> **PROBLEM**
Give back a single number, the count of lines containing the word "stop".
** Begin EXTRACTED RECORDS **
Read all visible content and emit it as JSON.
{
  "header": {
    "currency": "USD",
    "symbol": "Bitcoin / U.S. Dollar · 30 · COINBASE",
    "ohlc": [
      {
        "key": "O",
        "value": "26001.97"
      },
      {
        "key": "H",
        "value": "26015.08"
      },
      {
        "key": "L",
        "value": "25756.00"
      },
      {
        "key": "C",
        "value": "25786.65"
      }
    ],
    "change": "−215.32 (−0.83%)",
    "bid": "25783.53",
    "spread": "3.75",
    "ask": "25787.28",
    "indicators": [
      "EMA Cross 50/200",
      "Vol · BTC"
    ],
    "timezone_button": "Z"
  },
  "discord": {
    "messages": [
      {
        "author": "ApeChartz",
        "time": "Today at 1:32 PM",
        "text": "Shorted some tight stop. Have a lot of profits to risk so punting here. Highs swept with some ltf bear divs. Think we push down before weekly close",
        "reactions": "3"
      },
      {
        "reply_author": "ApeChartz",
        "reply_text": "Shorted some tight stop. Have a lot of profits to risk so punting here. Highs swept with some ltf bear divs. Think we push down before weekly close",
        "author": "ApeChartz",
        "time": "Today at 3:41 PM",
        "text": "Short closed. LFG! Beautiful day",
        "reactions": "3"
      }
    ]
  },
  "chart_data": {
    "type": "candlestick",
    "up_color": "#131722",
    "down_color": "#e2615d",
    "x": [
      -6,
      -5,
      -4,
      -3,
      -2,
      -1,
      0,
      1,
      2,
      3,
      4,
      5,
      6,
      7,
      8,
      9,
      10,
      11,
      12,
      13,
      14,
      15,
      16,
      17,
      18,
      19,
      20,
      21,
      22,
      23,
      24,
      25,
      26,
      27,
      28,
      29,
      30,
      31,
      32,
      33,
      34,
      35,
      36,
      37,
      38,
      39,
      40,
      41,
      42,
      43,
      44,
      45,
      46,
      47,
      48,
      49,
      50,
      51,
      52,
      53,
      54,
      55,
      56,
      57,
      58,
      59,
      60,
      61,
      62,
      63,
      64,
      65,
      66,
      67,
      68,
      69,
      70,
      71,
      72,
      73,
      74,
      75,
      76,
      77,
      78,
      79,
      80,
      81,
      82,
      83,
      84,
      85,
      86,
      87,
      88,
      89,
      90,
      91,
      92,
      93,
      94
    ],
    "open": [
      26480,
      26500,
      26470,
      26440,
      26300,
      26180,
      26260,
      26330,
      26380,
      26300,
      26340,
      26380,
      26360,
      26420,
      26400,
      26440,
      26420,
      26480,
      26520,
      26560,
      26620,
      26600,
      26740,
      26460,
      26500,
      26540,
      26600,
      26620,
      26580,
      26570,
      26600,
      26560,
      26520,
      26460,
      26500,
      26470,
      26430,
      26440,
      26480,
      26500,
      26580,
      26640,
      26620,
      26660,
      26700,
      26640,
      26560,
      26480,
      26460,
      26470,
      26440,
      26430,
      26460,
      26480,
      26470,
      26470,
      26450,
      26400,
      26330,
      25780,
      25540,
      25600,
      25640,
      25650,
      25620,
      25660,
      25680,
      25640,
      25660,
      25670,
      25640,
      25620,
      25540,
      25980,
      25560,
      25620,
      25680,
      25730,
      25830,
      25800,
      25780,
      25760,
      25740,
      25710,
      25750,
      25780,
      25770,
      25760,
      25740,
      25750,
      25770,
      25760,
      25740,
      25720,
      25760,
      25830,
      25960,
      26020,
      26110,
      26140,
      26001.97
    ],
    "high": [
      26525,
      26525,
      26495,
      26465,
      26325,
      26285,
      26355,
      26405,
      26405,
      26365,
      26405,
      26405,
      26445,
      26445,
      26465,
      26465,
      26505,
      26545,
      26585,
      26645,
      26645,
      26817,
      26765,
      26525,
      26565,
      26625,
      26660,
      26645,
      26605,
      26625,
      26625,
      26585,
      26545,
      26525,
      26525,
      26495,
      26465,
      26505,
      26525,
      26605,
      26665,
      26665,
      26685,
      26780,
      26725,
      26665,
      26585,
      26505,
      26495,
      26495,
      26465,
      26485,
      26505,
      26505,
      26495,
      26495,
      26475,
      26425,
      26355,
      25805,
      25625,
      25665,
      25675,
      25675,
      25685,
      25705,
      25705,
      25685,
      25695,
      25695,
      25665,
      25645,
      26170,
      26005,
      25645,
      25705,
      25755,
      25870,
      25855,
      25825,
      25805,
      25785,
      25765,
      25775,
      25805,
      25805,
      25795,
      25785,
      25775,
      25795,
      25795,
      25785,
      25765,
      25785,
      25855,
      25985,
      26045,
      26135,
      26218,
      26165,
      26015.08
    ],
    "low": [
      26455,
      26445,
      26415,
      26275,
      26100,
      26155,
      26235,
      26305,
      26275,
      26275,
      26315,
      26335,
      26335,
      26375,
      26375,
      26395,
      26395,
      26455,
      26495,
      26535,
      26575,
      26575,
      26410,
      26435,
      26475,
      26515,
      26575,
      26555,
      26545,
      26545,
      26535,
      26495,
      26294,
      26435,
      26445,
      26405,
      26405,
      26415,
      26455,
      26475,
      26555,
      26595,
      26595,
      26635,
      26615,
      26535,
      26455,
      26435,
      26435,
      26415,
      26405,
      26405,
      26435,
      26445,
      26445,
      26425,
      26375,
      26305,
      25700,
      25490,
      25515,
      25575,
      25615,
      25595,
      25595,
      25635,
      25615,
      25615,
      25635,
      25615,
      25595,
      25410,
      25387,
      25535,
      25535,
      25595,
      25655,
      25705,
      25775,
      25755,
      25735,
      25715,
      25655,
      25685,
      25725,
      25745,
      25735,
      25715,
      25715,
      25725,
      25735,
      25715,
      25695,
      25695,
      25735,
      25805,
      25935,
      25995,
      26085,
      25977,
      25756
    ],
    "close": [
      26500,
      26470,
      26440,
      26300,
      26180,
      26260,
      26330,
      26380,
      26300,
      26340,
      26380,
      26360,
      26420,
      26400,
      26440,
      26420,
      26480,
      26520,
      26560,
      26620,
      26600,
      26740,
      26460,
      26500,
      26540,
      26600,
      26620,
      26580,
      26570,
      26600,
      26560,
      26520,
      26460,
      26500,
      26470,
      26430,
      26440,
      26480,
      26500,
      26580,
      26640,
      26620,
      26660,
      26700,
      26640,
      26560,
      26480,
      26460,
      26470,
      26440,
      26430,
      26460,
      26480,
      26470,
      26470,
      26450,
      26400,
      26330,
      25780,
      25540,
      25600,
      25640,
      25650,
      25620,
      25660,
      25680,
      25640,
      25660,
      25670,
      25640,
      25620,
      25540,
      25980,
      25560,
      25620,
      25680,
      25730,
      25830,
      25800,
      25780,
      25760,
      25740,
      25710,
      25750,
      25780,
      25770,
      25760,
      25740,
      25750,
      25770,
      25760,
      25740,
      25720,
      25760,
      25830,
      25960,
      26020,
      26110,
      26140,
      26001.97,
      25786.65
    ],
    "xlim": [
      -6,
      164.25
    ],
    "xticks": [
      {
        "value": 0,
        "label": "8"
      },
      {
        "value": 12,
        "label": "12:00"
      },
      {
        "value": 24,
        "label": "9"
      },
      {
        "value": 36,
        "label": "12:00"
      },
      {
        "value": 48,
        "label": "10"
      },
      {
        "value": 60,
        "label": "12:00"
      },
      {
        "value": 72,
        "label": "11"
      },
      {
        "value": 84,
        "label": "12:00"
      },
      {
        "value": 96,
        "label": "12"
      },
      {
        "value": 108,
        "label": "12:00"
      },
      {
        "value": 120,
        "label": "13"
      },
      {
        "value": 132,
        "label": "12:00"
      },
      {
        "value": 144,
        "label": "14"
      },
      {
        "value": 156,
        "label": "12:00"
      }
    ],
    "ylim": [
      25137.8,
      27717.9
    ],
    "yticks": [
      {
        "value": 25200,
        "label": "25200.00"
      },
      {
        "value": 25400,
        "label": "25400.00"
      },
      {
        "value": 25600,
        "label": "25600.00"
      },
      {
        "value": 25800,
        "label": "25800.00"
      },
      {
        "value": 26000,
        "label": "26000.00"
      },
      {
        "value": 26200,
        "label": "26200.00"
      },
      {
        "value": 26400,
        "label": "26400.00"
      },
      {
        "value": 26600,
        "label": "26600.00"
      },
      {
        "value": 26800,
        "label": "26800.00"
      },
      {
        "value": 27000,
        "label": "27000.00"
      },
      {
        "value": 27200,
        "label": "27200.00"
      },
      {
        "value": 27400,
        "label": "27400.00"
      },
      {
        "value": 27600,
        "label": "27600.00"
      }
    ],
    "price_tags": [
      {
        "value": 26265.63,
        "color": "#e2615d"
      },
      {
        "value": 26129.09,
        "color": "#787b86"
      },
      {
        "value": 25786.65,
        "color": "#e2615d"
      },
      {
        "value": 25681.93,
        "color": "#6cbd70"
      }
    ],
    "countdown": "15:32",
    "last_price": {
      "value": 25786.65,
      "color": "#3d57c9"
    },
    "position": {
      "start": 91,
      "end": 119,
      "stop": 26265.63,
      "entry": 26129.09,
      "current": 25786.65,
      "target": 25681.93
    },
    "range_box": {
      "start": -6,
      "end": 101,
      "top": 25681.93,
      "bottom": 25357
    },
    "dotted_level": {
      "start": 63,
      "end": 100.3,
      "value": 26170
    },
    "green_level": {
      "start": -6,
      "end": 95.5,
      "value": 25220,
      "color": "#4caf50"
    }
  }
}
** End EXTRACTED RECORDS **
> **SOLUTION**
3